### Directions
Show, in full, each line of the data that contains "name".

### Data listing
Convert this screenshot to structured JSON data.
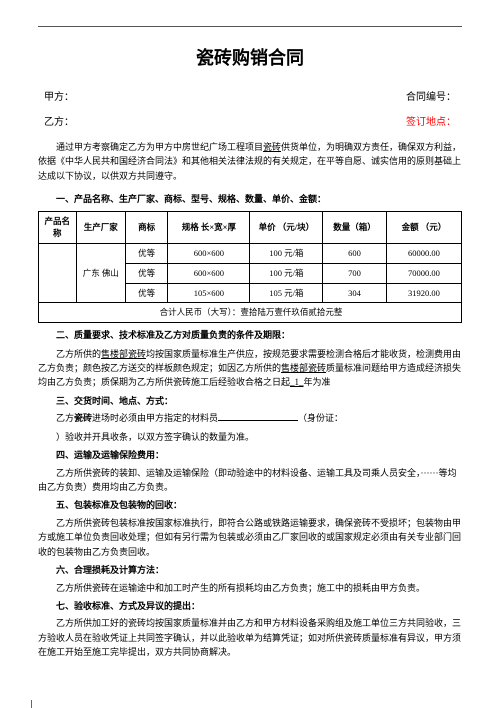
{
  "title": "瓷砖购销合同",
  "party_a_label": "甲方：",
  "contract_no_label": "合同编号：",
  "party_b_label": "乙方：",
  "sign_location_label": "签订地点：",
  "intro": "通过甲方考察确定乙方为甲方中房世纪广场工程项目",
  "intro_underline": "瓷砖",
  "intro_tail": "供货单位，为明确双方责任，确保双方利益，依据《中华人民共和国经济合同法》和其他相关法律法规的有关规定，在平等自愿、诚实信用的原则基础上达成以下协议，以供双方共同遵守。",
  "sec1": "一、产品名称、生产厂家、商标、型号、规格、数量、单价、金额：",
  "table": {
    "headers": [
      "产品名称",
      "生产厂家",
      "商标",
      "规格\n长×宽×厚",
      "单价\n（元/块）",
      "数量（箱）",
      "金额\n（元）"
    ],
    "maker": "广东\n佛山",
    "rows": [
      {
        "brand": "优等",
        "spec": "600×600",
        "price": "100 元/箱",
        "qty": "600",
        "amt": "60000.00"
      },
      {
        "brand": "优等",
        "spec": "600×600",
        "price": "100 元/箱",
        "qty": "700",
        "amt": "70000.00"
      },
      {
        "brand": "优等",
        "spec": "105×600",
        "price": "105 元/箱",
        "qty": "304",
        "amt": "31920.00"
      }
    ],
    "total_label": "合计人民币（大写）：壹拾陆万壹仟玖佰贰拾元整"
  },
  "sec2": "二、质量要求、技术标准及乙方对质量负责的条件及期限：",
  "p2a": "乙方所供的",
  "p2a_u1": "售楼部瓷砖",
  "p2a_mid": "均按国家质量标准生产供应，按规范要求需要检测合格后才能收货，检测费用由乙方负责；颜色按乙方送交的样板颜色规定；如因乙方所供的",
  "p2a_u2": "售楼部瓷砖",
  "p2a_tail": "质量标准问题给甲方造成经济损失均由乙方负责；质保期为乙方所供瓷砖施工后经验收合格之日起",
  "p2a_u3": "_1_",
  "p2a_end": "年为准",
  "sec3": "三、交货时间、地点、方式：",
  "p3a": "乙方",
  "p3a_b": "瓷砖",
  "p3a_mid": "进场时必须由甲方指定的材料员",
  "p3a_tail": "（身份证：",
  "p3b": "）验收并开具收条，以双方签字确认的数量为准。",
  "sec4": "四、运输及运输保险费用：",
  "p4": "乙方所供瓷砖的装卸、运输及运输保险（即动验途中的材料设备、运输工具及司乘人员安全，······等均由乙方负责）费用均由乙方负责。",
  "sec5": "五、包装标准及包装物的回收：",
  "p5": "乙方所供瓷砖包装标准按国家标准执行，即符合公路或铁路运输要求，确保瓷砖不受损坏；包装物由甲方或施工单位负责回收处理；但如有另行需为包装或必须由乙厂家回收的或国家规定必须由有关专业部门回收的包装物由乙方负责回收。",
  "sec6": "六、合理损耗及计算方法：",
  "p6": "乙方所供瓷砖在运输途中和加工时产生的所有损耗均由乙方负责；施工中的损耗由甲方负责。",
  "sec7": "七、验收标准、方式及异议的提出：",
  "p7": "乙方所供加工好的瓷砖均按国家质量标准并由乙方和甲方材料设备采购组及施工单位三方共同验收，三方验收人员在验收凭证上共同签字确认，并以此验收单为结算凭证；如对所供瓷砖质量标准有异议，甲方须在施工开始至施工完毕提出，双方共同协商解决。"
}
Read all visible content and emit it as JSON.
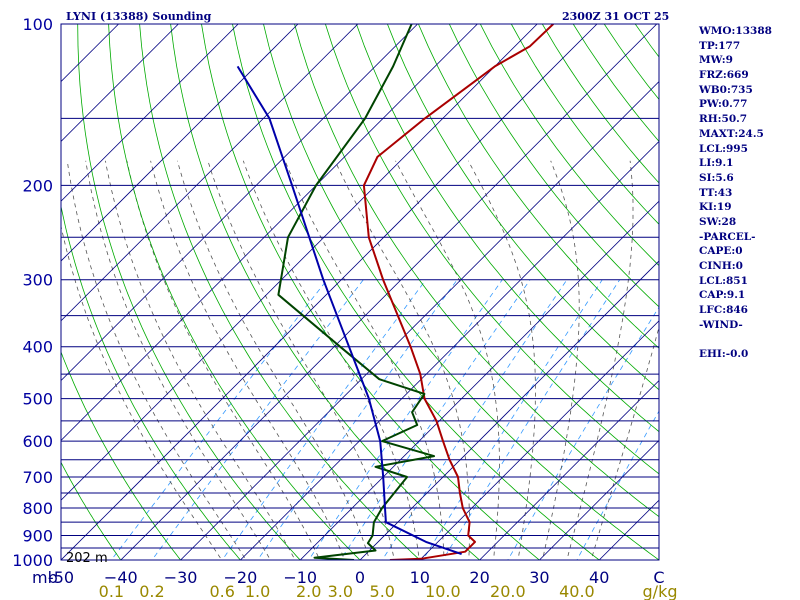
{
  "header": {
    "title": "LYNI (13388) Sounding",
    "timestamp": "2300Z 31 OCT 25"
  },
  "indices": [
    "WMO:13388",
    "TP:177",
    "MW:9",
    "FRZ:669",
    "WB0:735",
    "PW:0.77",
    "RH:50.7",
    "MAXT:24.5",
    "LCL:995",
    "LI:9.1",
    "SI:5.6",
    "TT:43",
    "KI:19",
    "SW:28",
    "-PARCEL-",
    "CAPE:0",
    "CINH:0",
    "LCL:851",
    "CAP:9.1",
    "LFC:846",
    "-WIND-",
    "",
    "EHI:-0.0"
  ],
  "colors": {
    "isobar": "#000080",
    "isotherm": "#000080",
    "dry_adiabat": "#00aa00",
    "moist_adiabat": "#555555",
    "mixing_ratio": "#3399ff",
    "temperature": "#aa0000",
    "dewpoint": "#004400",
    "parcel": "#0000aa",
    "pressure_label": "#0000a0",
    "temp_label": "#000080",
    "mixing_label": "#998800",
    "background": "#ffffff"
  },
  "chart_data": {
    "type": "line",
    "title": "LYNI (13388) Sounding",
    "xlabel": "C",
    "ylabel": "mb",
    "x_units": "C",
    "y_units": "mb",
    "xlim": [
      -50,
      50
    ],
    "ylim": [
      1000,
      100
    ],
    "y_scale": "log",
    "skew": "45-degree isotherms",
    "pressure_ticks": [
      100,
      200,
      300,
      400,
      500,
      600,
      700,
      800,
      900,
      1000
    ],
    "pressure_tick_labels": [
      "100",
      "200",
      "300",
      "400",
      "500",
      "600",
      "700",
      "800",
      "900",
      "1000"
    ],
    "temperature_ticks": [
      -50,
      -40,
      -30,
      -20,
      -10,
      0,
      10,
      20,
      30,
      40
    ],
    "temperature_tick_labels": [
      "-50",
      "−40",
      "−30",
      "−20",
      "−10",
      "0",
      "10",
      "20",
      "30",
      "40"
    ],
    "axis_unit_left": "mb",
    "axis_unit_right": "C",
    "mixing_ratio_labels": [
      "0.1",
      "0.2",
      "0.6",
      "1.0",
      "2.0",
      "3.0",
      "5.0",
      "10.0",
      "20.0",
      "40.0"
    ],
    "mixing_ratio_unit": "g/kg",
    "surface_height_label": "202 m",
    "isobars": [
      100,
      150,
      200,
      250,
      300,
      350,
      400,
      450,
      500,
      550,
      600,
      650,
      700,
      750,
      800,
      850,
      900,
      950,
      1000
    ],
    "series": [
      {
        "name": "Temperature",
        "points": [
          {
            "p": 1000,
            "t": 5.0
          },
          {
            "p": 995,
            "t": 10.0
          },
          {
            "p": 965,
            "t": 16.2
          },
          {
            "p": 925,
            "t": 16.2
          },
          {
            "p": 900,
            "t": 14.0
          },
          {
            "p": 850,
            "t": 12.0
          },
          {
            "p": 800,
            "t": 8.5
          },
          {
            "p": 750,
            "t": 5.5
          },
          {
            "p": 700,
            "t": 2.5
          },
          {
            "p": 650,
            "t": -1.8
          },
          {
            "p": 600,
            "t": -6.0
          },
          {
            "p": 550,
            "t": -10.5
          },
          {
            "p": 500,
            "t": -16.2
          },
          {
            "p": 450,
            "t": -21.0
          },
          {
            "p": 400,
            "t": -27.2
          },
          {
            "p": 300,
            "t": -43.0
          },
          {
            "p": 250,
            "t": -52.5
          },
          {
            "p": 200,
            "t": -62.0
          },
          {
            "p": 177,
            "t": -64.5
          },
          {
            "p": 150,
            "t": -63.0
          },
          {
            "p": 120,
            "t": -60.0
          },
          {
            "p": 110,
            "t": -57.5
          },
          {
            "p": 100,
            "t": -57.3
          }
        ]
      },
      {
        "name": "Dewpoint",
        "points": [
          {
            "p": 1000,
            "t": -1.0
          },
          {
            "p": 990,
            "t": -8.0
          },
          {
            "p": 960,
            "t": 1.0
          },
          {
            "p": 930,
            "t": -1.5
          },
          {
            "p": 900,
            "t": -2.0
          },
          {
            "p": 850,
            "t": -4.0
          },
          {
            "p": 800,
            "t": -5.0
          },
          {
            "p": 700,
            "t": -6.0
          },
          {
            "p": 670,
            "t": -13.0
          },
          {
            "p": 640,
            "t": -5.0
          },
          {
            "p": 600,
            "t": -16.2
          },
          {
            "p": 560,
            "t": -13.0
          },
          {
            "p": 530,
            "t": -16.0
          },
          {
            "p": 490,
            "t": -17.0
          },
          {
            "p": 460,
            "t": -27.0
          },
          {
            "p": 400,
            "t": -39.0
          },
          {
            "p": 320,
            "t": -58.0
          },
          {
            "p": 250,
            "t": -66.0
          },
          {
            "p": 200,
            "t": -70.0
          },
          {
            "p": 150,
            "t": -73.0
          },
          {
            "p": 120,
            "t": -77.0
          },
          {
            "p": 100,
            "t": -81.0
          }
        ]
      },
      {
        "name": "Parcel",
        "points": [
          {
            "p": 975,
            "t": 16.0
          },
          {
            "p": 925,
            "t": 8.0
          },
          {
            "p": 850,
            "t": -2.0
          },
          {
            "p": 800,
            "t": -4.5
          },
          {
            "p": 700,
            "t": -10.0
          },
          {
            "p": 600,
            "t": -16.5
          },
          {
            "p": 500,
            "t": -25.5
          },
          {
            "p": 400,
            "t": -37.5
          },
          {
            "p": 300,
            "t": -53.0
          },
          {
            "p": 200,
            "t": -74.0
          },
          {
            "p": 150,
            "t": -89.0
          },
          {
            "p": 120,
            "t": -103.0
          }
        ]
      }
    ]
  }
}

### Answer to the task
        "name": "Temperature",
        "name": "Dewpoint",
        "name": "Parcel",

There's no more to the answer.